▸ **Вопросы по материалу**:
(a) Ответьте на вопросы по дневниковому отрывку, каждый ответ на отдельной строке с той же пометкой:
(i) В котором часу вечера, согласно записи от 8 июня, приехали папа, мама и их спутники?
(ii) Где поселился папа после приезда?
(iii) Какого числа папа уехал из Кочетов?
(b) Продолжите дневниковый отрывок, начав сразу после его последней фразы.

Дай бог, чтобы ее любовь не пропала и чтобы хоть она (если у нее не будет любви к тому, что выше человеческих привязанностей) удержала ее от дурного. Самым огромным и тяжелым наказанием и горем для меня было бы, если бы она была дурной. Лучше бы в сто раз, чтобы она умерла. «Но пусть будет так, как хочешь Ты, а не я». Даже и в этом.

8 июня.

Сегодня в 7-ом часу вечера приехали папа, мама, Гусев, Душан Петрович Маковицкий и Илья Васильевич.

Папа бодр, всем интересуется. Говорил мне по секрету, что хочет писать художественное.1 Поселился в Левином флигеле.

10 декабря 1909.

Уехал папа из Кочетов 3-го июля. Мне кажется, ему было хорошо у нас: было мало посетителей, никто не вмешивался в его умственную работу, не понукал его и не распоряжался им. Он был совершенно свободен, а кругом себя чувствовал любовь и ласку и желание каждого ему угодить. Мне все время хотелось сделать ему один вопрос, но я не смела и ждала случая, когда это выйдет легко и естественно. И это вышло, когда я провожала его на Мценск. Мы ехали вдвоем в маленькой коляске тройкой, и он очень восхищался и погодой, и местностью, и лошадьми, и спокойствием коляски. И кое-что расспрашивал меня о моей жизни. Как-то спросил у меня о чем-то, начавши фразу со слов: «Я хотел спросить у тебя об одной интимной вещи»… когда я ему ответила (я даже не помню сейчас, о чем он спрашивал. Мне было очень легко ему ответить), я ему сказала: «вот и мне хочется спросить у тебя об одной интимной вещи». — «Что такое? Я тебе с удовольствием отвечу».

— Почему ты хочешь, чтобы после твоей смерти твои наследники отказались бы от права литературной собственности и от земли?

«А почему ты знаешь, что я этого хочу?»

— Ты сам раз при мне сказал: на что мои сыновья надеются? Ведь если на книги… и не докончил. И я поняла, что ты хочешь сделать завещание в этом духе. (Кроме этого, мне Саша показывала выраженное в дневнике его это же желание, но чтобы не подводить Сашу, я не сказала об этом.)

«А почему ты меня об этом спрашиваешь?»

— Потому что боюсь, что твое желание, чтобы мои братья сделали то, чего ты не сделал, не возбудило бы дурного чувства. Ты сам не сделал этого и при жизни не просишь твоих наследников это сделать.

— Да, но я думаю, что смерть моя смягчит их.

— Тогда пусть они сами это сделают. Все знают, что ты всю жизнь желал этого, и те, которые хотят и могут, пусть сделают это добровольно.

— Да ведь собственно завещания у меня нет. Я это записал как желание. По закону оно не обязательно.

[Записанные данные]
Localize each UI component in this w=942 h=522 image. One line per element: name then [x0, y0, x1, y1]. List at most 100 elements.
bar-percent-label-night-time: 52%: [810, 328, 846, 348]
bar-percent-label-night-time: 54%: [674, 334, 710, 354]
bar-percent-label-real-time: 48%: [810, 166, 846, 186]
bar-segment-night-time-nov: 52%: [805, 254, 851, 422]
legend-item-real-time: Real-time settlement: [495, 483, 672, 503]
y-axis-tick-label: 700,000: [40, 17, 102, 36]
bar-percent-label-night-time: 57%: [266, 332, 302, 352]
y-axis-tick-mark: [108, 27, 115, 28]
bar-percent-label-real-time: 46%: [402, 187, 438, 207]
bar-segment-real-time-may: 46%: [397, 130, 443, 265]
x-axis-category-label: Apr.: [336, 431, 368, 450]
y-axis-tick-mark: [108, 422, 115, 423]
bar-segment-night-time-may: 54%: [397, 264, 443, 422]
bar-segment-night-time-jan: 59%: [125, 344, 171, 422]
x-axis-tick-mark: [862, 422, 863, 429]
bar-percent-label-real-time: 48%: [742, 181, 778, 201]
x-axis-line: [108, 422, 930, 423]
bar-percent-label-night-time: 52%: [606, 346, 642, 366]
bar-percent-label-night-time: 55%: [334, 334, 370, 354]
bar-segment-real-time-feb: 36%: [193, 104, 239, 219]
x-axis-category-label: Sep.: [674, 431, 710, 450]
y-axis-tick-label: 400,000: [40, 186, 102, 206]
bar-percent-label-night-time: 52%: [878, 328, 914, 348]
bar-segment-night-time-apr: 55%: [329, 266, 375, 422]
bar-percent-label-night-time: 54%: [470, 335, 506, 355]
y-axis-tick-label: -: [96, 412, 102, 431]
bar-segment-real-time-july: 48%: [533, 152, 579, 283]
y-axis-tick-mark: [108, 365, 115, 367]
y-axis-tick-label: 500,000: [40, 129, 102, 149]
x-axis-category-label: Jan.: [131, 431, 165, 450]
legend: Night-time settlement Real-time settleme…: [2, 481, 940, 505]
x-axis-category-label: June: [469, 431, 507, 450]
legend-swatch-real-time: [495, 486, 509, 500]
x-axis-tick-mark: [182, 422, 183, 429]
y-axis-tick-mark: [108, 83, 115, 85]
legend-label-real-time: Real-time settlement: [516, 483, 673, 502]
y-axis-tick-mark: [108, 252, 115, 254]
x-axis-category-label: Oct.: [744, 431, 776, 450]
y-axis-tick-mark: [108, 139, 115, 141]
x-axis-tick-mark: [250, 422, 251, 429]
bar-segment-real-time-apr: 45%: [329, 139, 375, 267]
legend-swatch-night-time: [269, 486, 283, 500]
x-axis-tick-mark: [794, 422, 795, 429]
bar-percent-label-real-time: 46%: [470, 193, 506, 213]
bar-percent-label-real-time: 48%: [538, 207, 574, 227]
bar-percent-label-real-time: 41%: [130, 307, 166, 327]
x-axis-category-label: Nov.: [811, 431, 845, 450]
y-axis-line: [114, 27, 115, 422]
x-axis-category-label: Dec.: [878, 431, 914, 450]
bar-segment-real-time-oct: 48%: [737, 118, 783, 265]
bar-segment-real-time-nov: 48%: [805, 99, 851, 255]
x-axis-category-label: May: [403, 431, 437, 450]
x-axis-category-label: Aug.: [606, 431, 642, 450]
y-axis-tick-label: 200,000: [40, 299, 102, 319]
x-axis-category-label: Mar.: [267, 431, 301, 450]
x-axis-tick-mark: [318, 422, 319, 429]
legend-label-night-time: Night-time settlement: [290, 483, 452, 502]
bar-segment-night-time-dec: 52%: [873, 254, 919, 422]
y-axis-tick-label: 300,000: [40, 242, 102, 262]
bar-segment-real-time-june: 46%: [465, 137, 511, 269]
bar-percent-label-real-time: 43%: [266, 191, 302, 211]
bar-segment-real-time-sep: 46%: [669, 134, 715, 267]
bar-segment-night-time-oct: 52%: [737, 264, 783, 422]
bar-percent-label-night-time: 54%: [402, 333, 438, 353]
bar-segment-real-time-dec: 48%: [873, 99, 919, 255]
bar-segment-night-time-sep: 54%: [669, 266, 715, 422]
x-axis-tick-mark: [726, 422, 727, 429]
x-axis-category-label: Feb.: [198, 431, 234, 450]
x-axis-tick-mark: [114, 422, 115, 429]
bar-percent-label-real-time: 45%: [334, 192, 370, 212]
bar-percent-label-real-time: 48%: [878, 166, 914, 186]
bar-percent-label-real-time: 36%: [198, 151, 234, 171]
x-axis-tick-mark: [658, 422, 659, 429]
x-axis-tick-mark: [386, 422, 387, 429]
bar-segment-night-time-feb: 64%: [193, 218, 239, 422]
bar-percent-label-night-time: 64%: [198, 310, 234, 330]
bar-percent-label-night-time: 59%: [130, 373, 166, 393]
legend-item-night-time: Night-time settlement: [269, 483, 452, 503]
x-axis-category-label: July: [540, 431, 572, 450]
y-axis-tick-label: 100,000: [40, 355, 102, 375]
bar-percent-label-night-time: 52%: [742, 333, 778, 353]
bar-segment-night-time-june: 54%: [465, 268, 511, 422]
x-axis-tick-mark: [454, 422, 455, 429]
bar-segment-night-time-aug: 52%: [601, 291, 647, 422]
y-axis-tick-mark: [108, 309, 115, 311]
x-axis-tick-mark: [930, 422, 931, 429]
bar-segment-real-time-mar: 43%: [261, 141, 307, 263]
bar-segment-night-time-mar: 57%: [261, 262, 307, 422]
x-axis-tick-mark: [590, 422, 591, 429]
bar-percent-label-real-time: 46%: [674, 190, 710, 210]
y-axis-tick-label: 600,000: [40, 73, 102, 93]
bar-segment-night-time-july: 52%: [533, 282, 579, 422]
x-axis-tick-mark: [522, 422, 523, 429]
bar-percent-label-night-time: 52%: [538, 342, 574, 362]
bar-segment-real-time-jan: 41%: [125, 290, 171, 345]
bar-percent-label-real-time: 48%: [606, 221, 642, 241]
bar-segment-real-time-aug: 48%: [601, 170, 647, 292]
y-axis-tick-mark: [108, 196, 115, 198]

▸ **Ответы на задания**:
(a)
(i) В 7-ом часу вечера.
(ii) В Левином флигеле.
(iii) 3-го июля.

(b)
— Я знаю. Но тем, кто не будет в силах подчиниться этому желанию — будет тяжело идти против него, когда оно так категорично выражено.

— Да, да, я подумаю. Я тебе очень благодарен, что ты мне сказала. Я посмотрю, где это у меня записано.

На этом разговор остановился, и мы перешли на другие темы.

Как-то зашел разговор о том, что иногда для блага одних забываешь о других. Я говорю:

— Да, вот как с вопросом, о котором мы говорили.

— Какой вопрос?

— Да вот ты хотел бы, чтобы братья отдали землю мужикам, для мужиков.

— Ах нет! Это я должен признаться, из-за реабилитации… Впрочем — какая тут реабилитация.

Я повторила:

— Какая тут реабилитация? Скажут: сам не сделал, а от детей потребовал.

— Да, да, конечно.

Потом в Ясной, когда я там была в июле и общее настроение было очень тяжелое, он мне как-то сказал, что ему страшно тяжела земельная собственность. Я была очень поражена.

— Папа! Да ведь ты ничем не владеешь?

— Как? А Ясной Поляной?

— Да нет! Ты же ее передал своим наследникам, как и все остальное.

Он меня остановил и сказал: «Ну, расскажи же мне все, как обстоят дела». И я ему рассказала, как Ясная сперва была им отдана мама и Ваничке пополам и как по смерти Ванички его часть перешла пятерым братьям. Он слушал с большим вниманием и только переспрашивал меня — наверное ли я знаю то, что говорю. Я это утверждала наверное и предлагала дать ему доказательства.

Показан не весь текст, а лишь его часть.